**Stated exercise:**
Look through the records that follow. Copy every line containing the word "Students".

**Data for the task:**
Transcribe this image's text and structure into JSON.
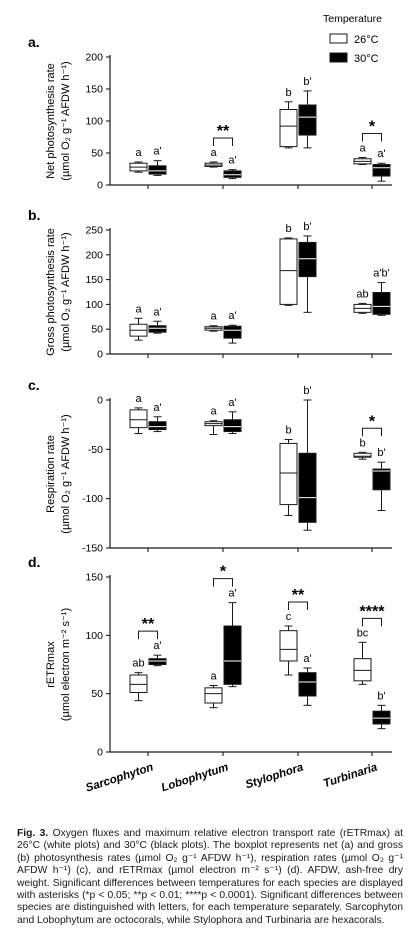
{
  "legend": {
    "title": "Temperature",
    "items": [
      {
        "label": "26°C",
        "fill": "#ffffff"
      },
      {
        "label": "30°C",
        "fill": "#000000"
      }
    ]
  },
  "colors": {
    "box_26": "#ffffff",
    "box_30": "#000000",
    "stroke": "#1a1a1a"
  },
  "categories": [
    "Sarcophyton",
    "Lobophytum",
    "Stylophora",
    "Turbinaria"
  ],
  "chart_data": [
    {
      "type": "box",
      "panel_label": "a.",
      "ylabel": [
        "Net photosynthesis rate",
        "(µmol O₂ g⁻¹ AFDW h⁻¹)"
      ],
      "ylim": [
        0,
        200
      ],
      "yticks": [
        0,
        50,
        100,
        150,
        200
      ],
      "categories": [
        "Sarcophyton",
        "Lobophytum",
        "Stylophora",
        "Turbinaria"
      ],
      "series": [
        {
          "name": "26°C",
          "boxes": [
            {
              "min": 20,
              "q1": 22,
              "median": 28,
              "q3": 34,
              "max": 36
            },
            {
              "min": 28,
              "q1": 29,
              "median": 31,
              "q3": 34,
              "max": 36
            },
            {
              "min": 58,
              "q1": 60,
              "median": 92,
              "q3": 118,
              "max": 130
            },
            {
              "min": 32,
              "q1": 33,
              "median": 37,
              "q3": 41,
              "max": 43
            }
          ]
        },
        {
          "name": "30°C",
          "boxes": [
            {
              "min": 15,
              "q1": 17,
              "median": 22,
              "q3": 30,
              "max": 38
            },
            {
              "min": 10,
              "q1": 12,
              "median": 16,
              "q3": 22,
              "max": 24
            },
            {
              "min": 58,
              "q1": 78,
              "median": 106,
              "q3": 125,
              "max": 147
            },
            {
              "min": 6,
              "q1": 14,
              "median": 27,
              "q3": 32,
              "max": 34
            }
          ]
        }
      ],
      "letters": [
        [
          "a",
          "a'"
        ],
        [
          "a",
          "a'"
        ],
        [
          "b",
          "b'"
        ],
        [
          "a",
          "a'"
        ]
      ],
      "significance": [
        {
          "category": 1,
          "text": "**"
        },
        {
          "category": 3,
          "text": "*"
        }
      ]
    },
    {
      "type": "box",
      "panel_label": "b.",
      "ylabel": [
        "Gross photosynthesis rate",
        "(µmol O₂ g⁻¹ AFDW h⁻¹)"
      ],
      "ylim": [
        0,
        250
      ],
      "yticks": [
        0,
        50,
        100,
        150,
        200,
        250
      ],
      "categories": [
        "Sarcophyton",
        "Lobophytum",
        "Stylophora",
        "Turbinaria"
      ],
      "series": [
        {
          "name": "26°C",
          "boxes": [
            {
              "min": 28,
              "q1": 36,
              "median": 48,
              "q3": 60,
              "max": 72
            },
            {
              "min": 46,
              "q1": 48,
              "median": 52,
              "q3": 55,
              "max": 57
            },
            {
              "min": 98,
              "q1": 100,
              "median": 168,
              "q3": 232,
              "max": 234
            },
            {
              "min": 82,
              "q1": 84,
              "median": 92,
              "q3": 100,
              "max": 102
            }
          ]
        },
        {
          "name": "30°C",
          "boxes": [
            {
              "min": 42,
              "q1": 44,
              "median": 52,
              "q3": 57,
              "max": 66
            },
            {
              "min": 22,
              "q1": 32,
              "median": 48,
              "q3": 56,
              "max": 58
            },
            {
              "min": 84,
              "q1": 156,
              "median": 192,
              "q3": 225,
              "max": 238
            },
            {
              "min": 78,
              "q1": 80,
              "median": 96,
              "q3": 124,
              "max": 144
            }
          ]
        }
      ],
      "letters": [
        [
          "a",
          "a'"
        ],
        [
          "a",
          "a'"
        ],
        [
          "b",
          "b'"
        ],
        [
          "ab",
          "a'b'"
        ]
      ],
      "significance": []
    },
    {
      "type": "box",
      "panel_label": "c.",
      "ylabel": [
        "Respiration rate",
        "(µmol O₂ g⁻¹ AFDW h⁻¹)"
      ],
      "ylim": [
        -150,
        0
      ],
      "yticks": [
        -150,
        -100,
        -50,
        0
      ],
      "categories": [
        "Sarcophyton",
        "Lobophytum",
        "Stylophora",
        "Turbinaria"
      ],
      "series": [
        {
          "name": "26°C",
          "boxes": [
            {
              "min": -34,
              "q1": -28,
              "median": -20,
              "q3": -10,
              "max": -8
            },
            {
              "min": -35,
              "q1": -26,
              "median": -24,
              "q3": -22,
              "max": -21
            },
            {
              "min": -117,
              "q1": -106,
              "median": -74,
              "q3": -44,
              "max": -40
            },
            {
              "min": -60,
              "q1": -58,
              "median": -57,
              "q3": -54,
              "max": -53
            }
          ]
        },
        {
          "name": "30°C",
          "boxes": [
            {
              "min": -32,
              "q1": -30,
              "median": -27,
              "q3": -22,
              "max": -17
            },
            {
              "min": -34,
              "q1": -32,
              "median": -27,
              "q3": -20,
              "max": -12
            },
            {
              "min": -132,
              "q1": -124,
              "median": -99,
              "q3": -54,
              "max": 0
            },
            {
              "min": -112,
              "q1": -91,
              "median": -72,
              "q3": -70,
              "max": -63
            }
          ]
        }
      ],
      "letters": [
        [
          "a",
          "a'"
        ],
        [
          "a",
          "a'"
        ],
        [
          "b",
          "b'"
        ],
        [
          "b",
          "b'"
        ]
      ],
      "significance": [
        {
          "category": 3,
          "text": "*"
        }
      ]
    },
    {
      "type": "box",
      "panel_label": "d.",
      "ylabel": [
        "rETRmax",
        "(µmol electron m⁻² s⁻¹)"
      ],
      "ylim": [
        0,
        150
      ],
      "yticks": [
        0,
        50,
        100,
        150
      ],
      "categories": [
        "Sarcophyton",
        "Lobophytum",
        "Stylophora",
        "Turbinaria"
      ],
      "series": [
        {
          "name": "26°C",
          "boxes": [
            {
              "min": 44,
              "q1": 51,
              "median": 58,
              "q3": 66,
              "max": 68
            },
            {
              "min": 38,
              "q1": 42,
              "median": 50,
              "q3": 55,
              "max": 57
            },
            {
              "min": 66,
              "q1": 78,
              "median": 88,
              "q3": 104,
              "max": 108
            },
            {
              "min": 58,
              "q1": 61,
              "median": 70,
              "q3": 80,
              "max": 94
            }
          ]
        },
        {
          "name": "30°C",
          "boxes": [
            {
              "min": 74,
              "q1": 75,
              "median": 78,
              "q3": 80,
              "max": 83
            },
            {
              "min": 56,
              "q1": 58,
              "median": 78,
              "q3": 108,
              "max": 128
            },
            {
              "min": 40,
              "q1": 48,
              "median": 60,
              "q3": 68,
              "max": 72
            },
            {
              "min": 20,
              "q1": 24,
              "median": 29,
              "q3": 35,
              "max": 40
            }
          ]
        }
      ],
      "letters": [
        [
          "ab",
          "a'"
        ],
        [
          "a",
          "a'"
        ],
        [
          "c",
          "a'"
        ],
        [
          "bc",
          "b'"
        ]
      ],
      "significance": [
        {
          "category": 0,
          "text": "**"
        },
        {
          "category": 1,
          "text": "*"
        },
        {
          "category": 2,
          "text": "**"
        },
        {
          "category": 3,
          "text": "****"
        }
      ]
    }
  ],
  "caption": {
    "label": "Fig. 3.",
    "text": "Oxygen fluxes and maximum relative electron transport rate (rETRmax) at 26°C (white plots) and 30°C (black plots). The boxplot represents net (a) and gross (b) photosynthesis rates (µmol O₂ g⁻¹ AFDW h⁻¹), respiration rates (µmol O₂ g⁻¹ AFDW h⁻¹) (c), and rETRmax (µmol electron m⁻² s⁻¹) (d). AFDW, ash-free dry weight. Significant differences between temperatures for each species are displayed with asterisks (*p < 0.05; **p < 0.01; ****p < 0.0001). Significant differences between species are distinguished with letters, for each temperature separately. Sarcophyton and Lobophytum are octocorals, while Stylophora and Turbinaria are hexacorals."
  }
}
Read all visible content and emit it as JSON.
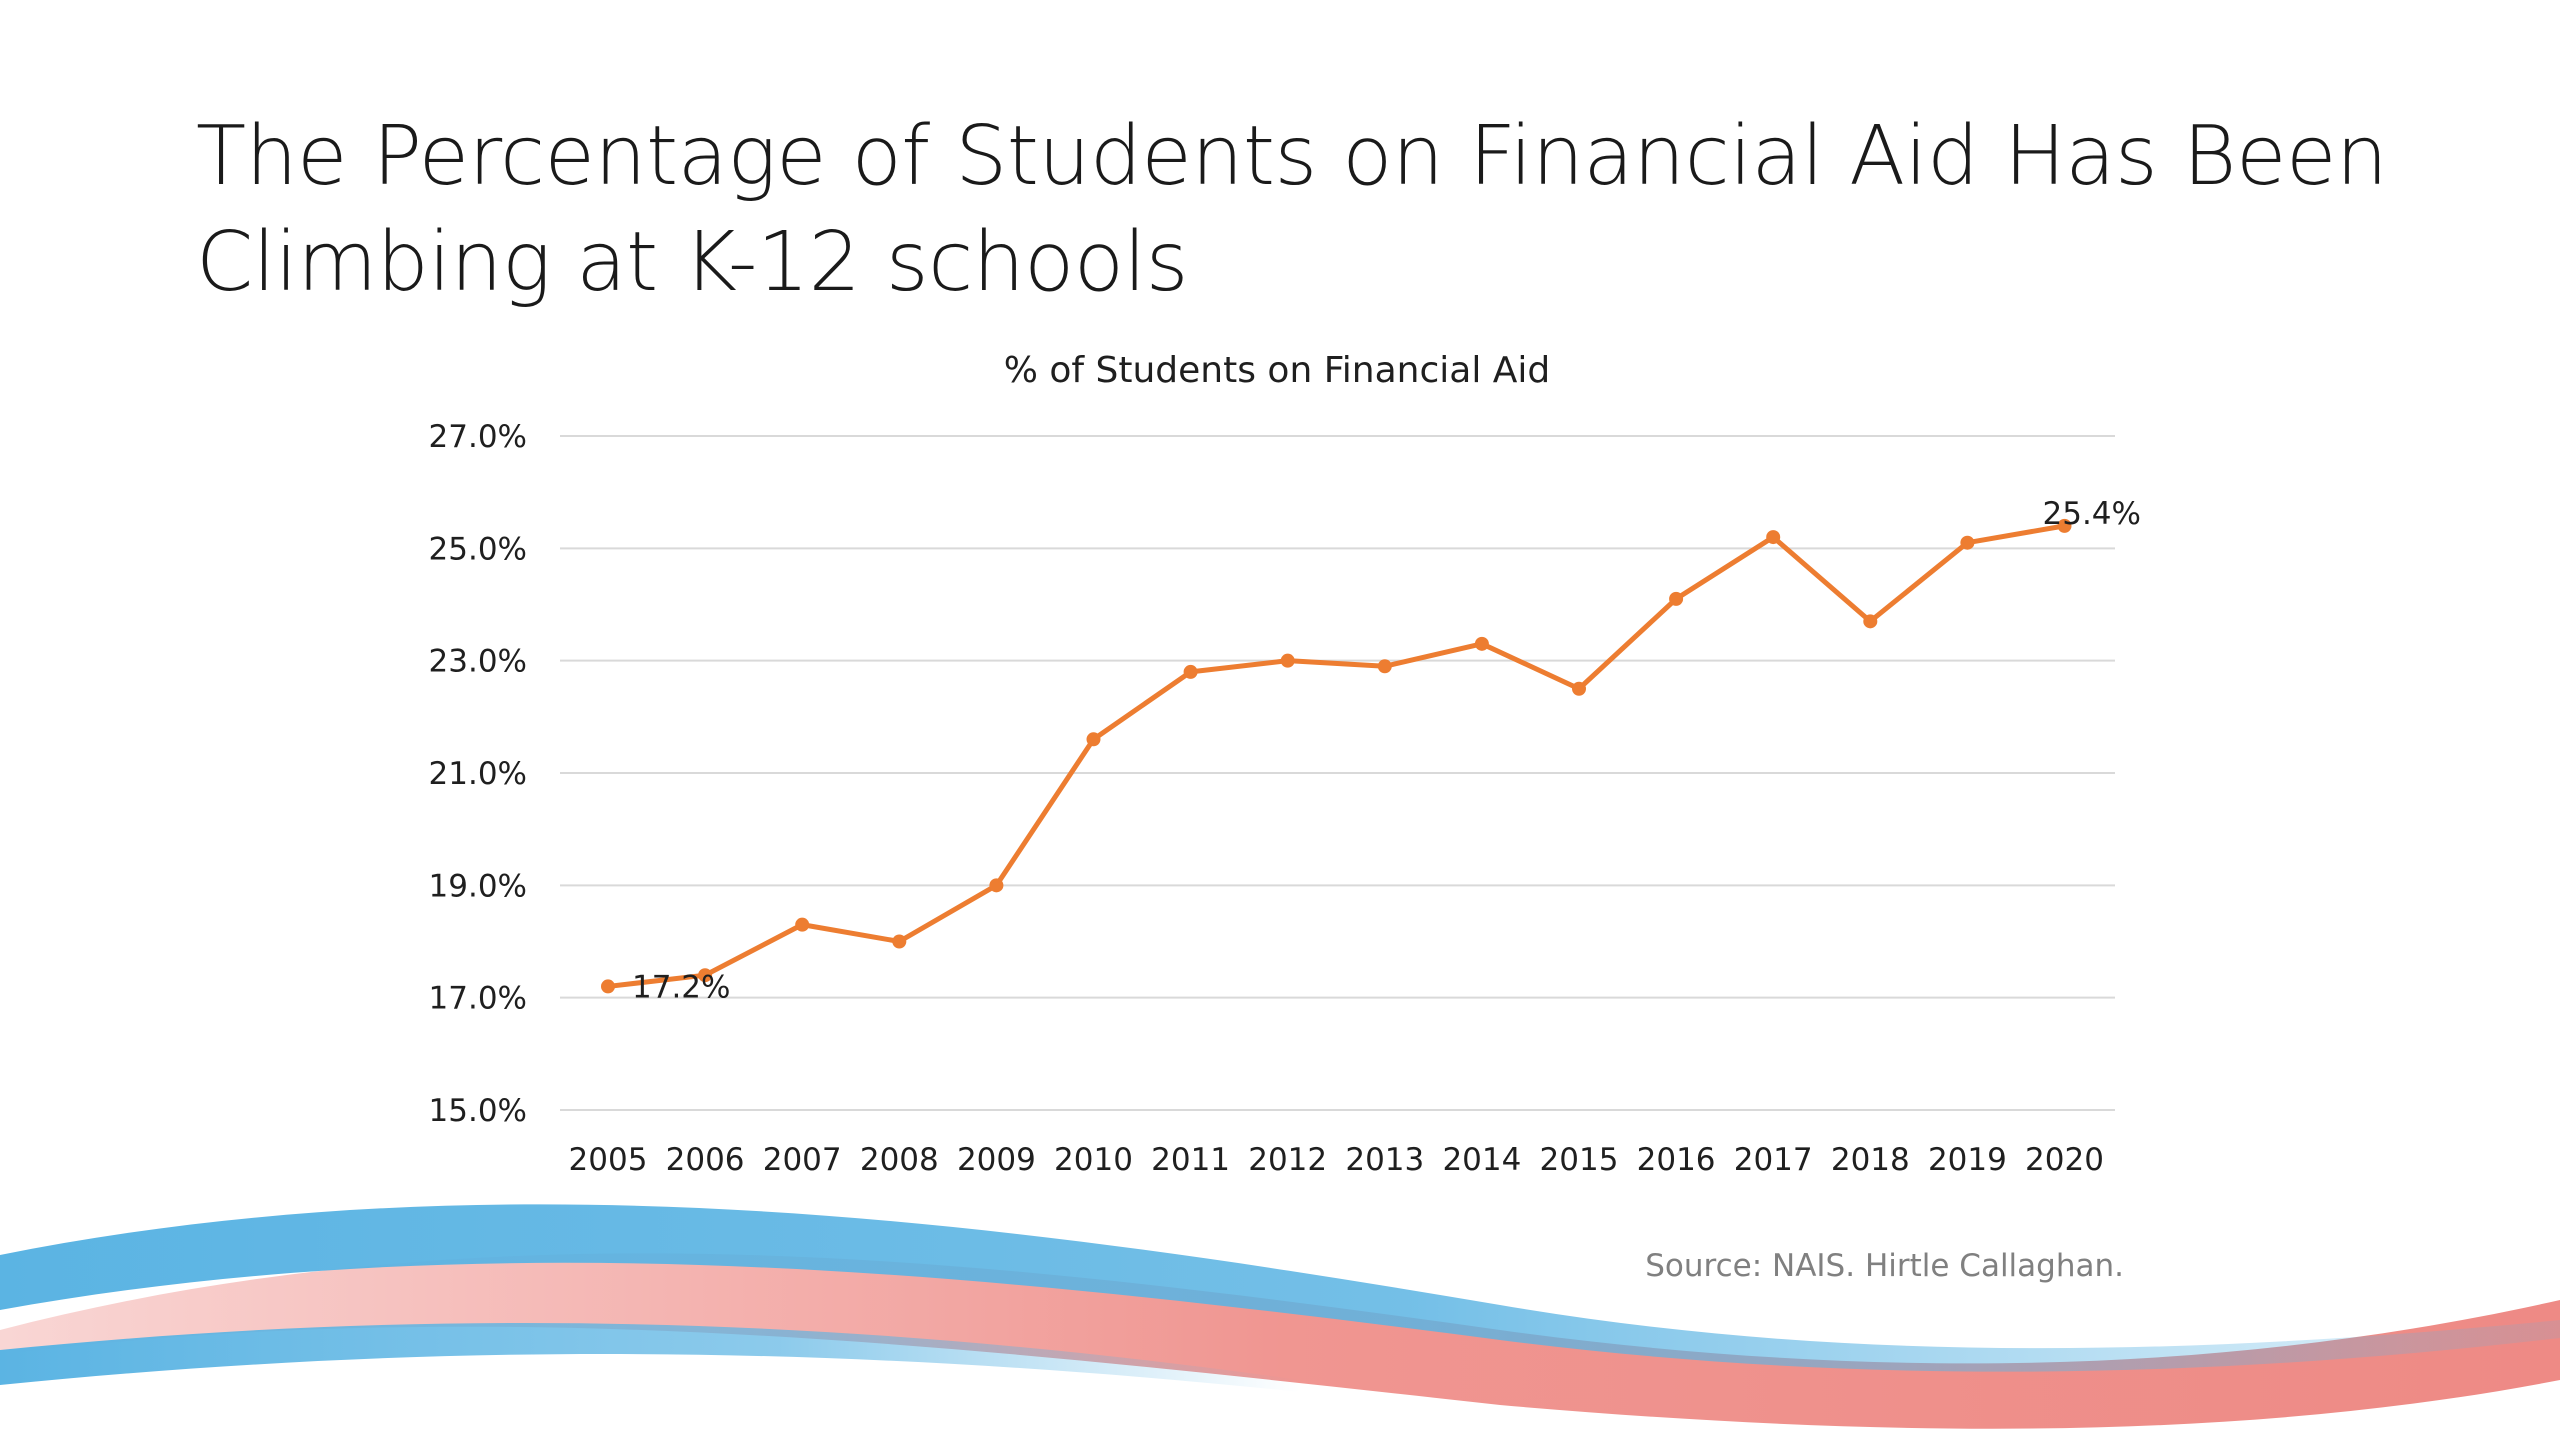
{
  "slide": {
    "title": "The Percentage of Students on Financial Aid Has Been Climbing at K-12 schools",
    "source": "Source: NAIS. Hirtle Callaghan."
  },
  "colors": {
    "line": "#ED7D31",
    "gridline": "#D9D9D9",
    "wave_blue": "#5BB4E3",
    "wave_salmon": "#EE8A85"
  },
  "chart_data": {
    "type": "line",
    "title": "% of Students on Financial Aid",
    "xlabel": "",
    "ylabel": "",
    "categories": [
      "2005",
      "2006",
      "2007",
      "2008",
      "2009",
      "2010",
      "2011",
      "2012",
      "2013",
      "2014",
      "2015",
      "2016",
      "2017",
      "2018",
      "2019",
      "2020"
    ],
    "series": [
      {
        "values": [
          17.2,
          17.4,
          18.3,
          18.0,
          19.0,
          21.6,
          22.8,
          23.0,
          22.9,
          23.3,
          22.5,
          24.1,
          25.2,
          23.7,
          25.1,
          25.4
        ]
      }
    ],
    "ylim": [
      15.0,
      27.0
    ],
    "yticks": [
      15.0,
      17.0,
      19.0,
      21.0,
      23.0,
      25.0,
      27.0
    ],
    "ytick_labels": [
      "15.0%",
      "17.0%",
      "19.0%",
      "21.0%",
      "23.0%",
      "25.0%",
      "27.0%"
    ],
    "data_labels": [
      {
        "category": "2005",
        "text": "17.2%"
      },
      {
        "category": "2020",
        "text": "25.4%"
      }
    ],
    "grid": true,
    "legend": "none"
  }
}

**Output of the task:**
    "title": "The Percentage of Students on Financial Aid Has Been Climbing at K-12 schools",
    "title": "% of Students on Financial Aid",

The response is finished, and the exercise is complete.